- _Work to complete_
Please report every line from the material that contains the word "chart".

** start Data lines **

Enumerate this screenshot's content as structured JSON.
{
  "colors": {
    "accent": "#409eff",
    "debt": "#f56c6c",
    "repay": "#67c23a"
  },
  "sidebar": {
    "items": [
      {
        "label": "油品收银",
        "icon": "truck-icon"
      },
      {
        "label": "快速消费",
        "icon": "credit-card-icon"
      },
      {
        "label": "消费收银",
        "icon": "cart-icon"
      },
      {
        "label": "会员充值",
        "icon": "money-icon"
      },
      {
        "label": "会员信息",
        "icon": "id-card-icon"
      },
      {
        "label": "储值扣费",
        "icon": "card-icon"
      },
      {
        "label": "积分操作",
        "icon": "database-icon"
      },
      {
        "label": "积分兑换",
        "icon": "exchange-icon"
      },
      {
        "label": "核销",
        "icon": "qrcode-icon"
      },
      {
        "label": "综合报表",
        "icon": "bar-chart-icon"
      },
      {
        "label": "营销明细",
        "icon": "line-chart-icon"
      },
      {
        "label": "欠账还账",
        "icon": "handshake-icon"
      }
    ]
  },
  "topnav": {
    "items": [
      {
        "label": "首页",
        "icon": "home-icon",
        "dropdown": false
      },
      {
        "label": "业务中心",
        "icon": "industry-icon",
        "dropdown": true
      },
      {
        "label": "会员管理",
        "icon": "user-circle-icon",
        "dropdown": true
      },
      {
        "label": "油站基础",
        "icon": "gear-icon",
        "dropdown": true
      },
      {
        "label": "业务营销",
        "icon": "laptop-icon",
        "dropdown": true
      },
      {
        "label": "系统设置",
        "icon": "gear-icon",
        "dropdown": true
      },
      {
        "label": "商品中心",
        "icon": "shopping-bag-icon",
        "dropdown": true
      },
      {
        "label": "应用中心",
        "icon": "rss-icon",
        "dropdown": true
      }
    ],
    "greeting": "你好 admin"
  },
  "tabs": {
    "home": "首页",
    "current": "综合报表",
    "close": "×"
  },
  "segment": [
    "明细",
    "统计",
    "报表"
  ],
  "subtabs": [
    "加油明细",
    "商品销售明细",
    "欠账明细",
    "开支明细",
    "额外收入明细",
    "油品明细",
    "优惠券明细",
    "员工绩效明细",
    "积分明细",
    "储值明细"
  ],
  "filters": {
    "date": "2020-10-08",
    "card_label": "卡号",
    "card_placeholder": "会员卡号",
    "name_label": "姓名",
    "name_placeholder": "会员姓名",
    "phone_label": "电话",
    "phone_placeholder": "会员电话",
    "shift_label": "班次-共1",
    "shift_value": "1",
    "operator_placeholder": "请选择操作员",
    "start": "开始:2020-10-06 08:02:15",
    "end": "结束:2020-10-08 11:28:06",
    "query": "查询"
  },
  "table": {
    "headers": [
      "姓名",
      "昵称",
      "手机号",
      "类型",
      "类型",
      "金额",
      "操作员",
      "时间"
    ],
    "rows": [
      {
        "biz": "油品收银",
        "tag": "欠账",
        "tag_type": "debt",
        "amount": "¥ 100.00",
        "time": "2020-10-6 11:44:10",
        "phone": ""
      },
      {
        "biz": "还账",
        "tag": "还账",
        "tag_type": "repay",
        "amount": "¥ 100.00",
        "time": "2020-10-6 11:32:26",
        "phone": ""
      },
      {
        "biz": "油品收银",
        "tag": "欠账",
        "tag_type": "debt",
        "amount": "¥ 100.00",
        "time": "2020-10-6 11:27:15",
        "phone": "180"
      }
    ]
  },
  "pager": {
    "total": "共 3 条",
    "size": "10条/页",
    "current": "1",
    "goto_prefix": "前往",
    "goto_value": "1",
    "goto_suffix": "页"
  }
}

** end Data lines **

- _Exercise solution_
        "icon": "bar-chart-icon"
        "icon": "line-chart-icon"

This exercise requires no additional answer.